## BEGIN

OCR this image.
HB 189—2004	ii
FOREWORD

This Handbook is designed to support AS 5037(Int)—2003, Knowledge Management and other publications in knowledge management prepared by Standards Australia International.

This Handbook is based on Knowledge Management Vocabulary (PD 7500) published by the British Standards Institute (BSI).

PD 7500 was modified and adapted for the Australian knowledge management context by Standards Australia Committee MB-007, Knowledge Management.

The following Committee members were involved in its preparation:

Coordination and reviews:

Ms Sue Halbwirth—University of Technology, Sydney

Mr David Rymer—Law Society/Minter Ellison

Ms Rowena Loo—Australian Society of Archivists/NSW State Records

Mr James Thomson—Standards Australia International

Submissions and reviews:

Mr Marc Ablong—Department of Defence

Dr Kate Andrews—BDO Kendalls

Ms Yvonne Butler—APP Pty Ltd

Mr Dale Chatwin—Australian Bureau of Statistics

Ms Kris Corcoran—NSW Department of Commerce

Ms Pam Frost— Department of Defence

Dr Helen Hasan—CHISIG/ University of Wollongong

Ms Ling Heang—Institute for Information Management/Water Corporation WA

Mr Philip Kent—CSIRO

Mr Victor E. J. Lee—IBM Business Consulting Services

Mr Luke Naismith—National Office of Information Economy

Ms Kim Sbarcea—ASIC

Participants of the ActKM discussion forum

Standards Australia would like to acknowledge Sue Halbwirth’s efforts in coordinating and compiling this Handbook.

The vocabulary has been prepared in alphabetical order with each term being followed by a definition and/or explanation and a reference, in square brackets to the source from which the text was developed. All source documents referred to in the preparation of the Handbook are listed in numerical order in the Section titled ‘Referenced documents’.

## END
## BEGIN

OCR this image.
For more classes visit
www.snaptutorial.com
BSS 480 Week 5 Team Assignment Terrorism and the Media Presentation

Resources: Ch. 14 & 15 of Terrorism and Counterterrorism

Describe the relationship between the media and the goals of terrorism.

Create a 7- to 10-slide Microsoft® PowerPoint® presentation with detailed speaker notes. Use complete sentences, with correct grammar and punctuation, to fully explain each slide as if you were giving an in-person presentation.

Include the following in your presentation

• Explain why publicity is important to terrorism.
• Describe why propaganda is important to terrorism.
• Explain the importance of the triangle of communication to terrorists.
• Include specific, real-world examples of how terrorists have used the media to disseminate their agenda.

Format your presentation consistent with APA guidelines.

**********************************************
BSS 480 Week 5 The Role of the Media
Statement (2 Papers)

## END
## BEGIN

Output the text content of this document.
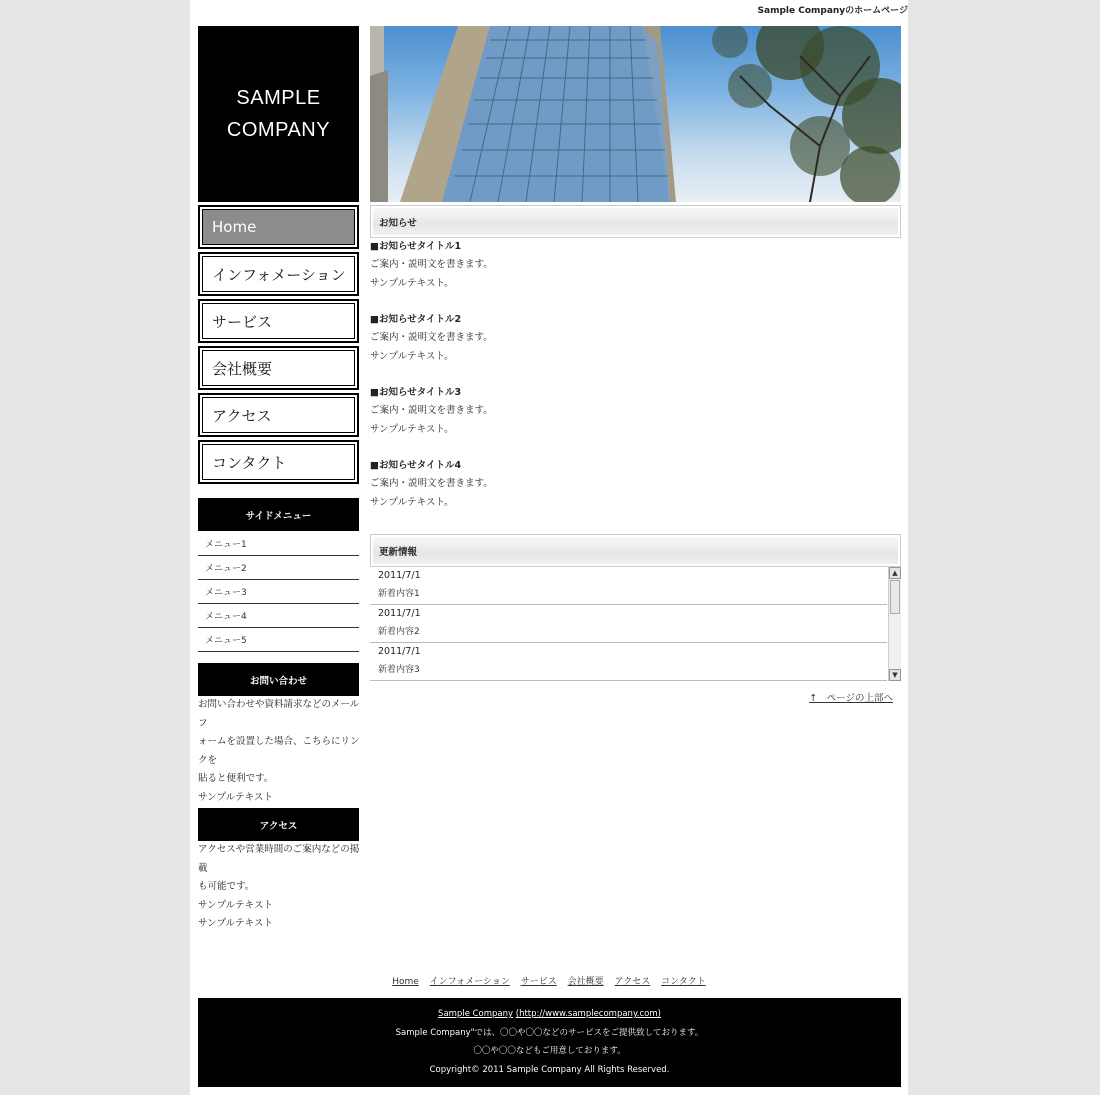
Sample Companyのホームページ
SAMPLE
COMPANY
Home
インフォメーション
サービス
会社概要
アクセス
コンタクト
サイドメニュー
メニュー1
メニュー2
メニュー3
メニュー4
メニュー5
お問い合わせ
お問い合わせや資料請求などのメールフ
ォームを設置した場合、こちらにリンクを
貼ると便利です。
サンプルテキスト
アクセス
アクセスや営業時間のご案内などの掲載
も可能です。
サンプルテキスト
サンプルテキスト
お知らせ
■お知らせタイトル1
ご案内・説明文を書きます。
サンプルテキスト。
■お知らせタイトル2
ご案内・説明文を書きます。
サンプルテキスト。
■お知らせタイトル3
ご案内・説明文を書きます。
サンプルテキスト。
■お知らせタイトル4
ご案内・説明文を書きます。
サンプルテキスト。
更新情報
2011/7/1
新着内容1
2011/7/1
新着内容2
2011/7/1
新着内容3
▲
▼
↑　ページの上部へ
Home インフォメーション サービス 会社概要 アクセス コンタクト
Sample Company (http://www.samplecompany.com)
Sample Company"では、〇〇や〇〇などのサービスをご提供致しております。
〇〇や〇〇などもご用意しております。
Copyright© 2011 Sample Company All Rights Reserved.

## END

* Your instructions *
Reproduce every line from the entries that holds the word "Halbwirth".

* Answer *
Ms Sue Halbwirth—University of Technology, Sydney
Standards Australia would like to acknowledge Sue Halbwirth’s efforts in coordinating and compiling this Handbook.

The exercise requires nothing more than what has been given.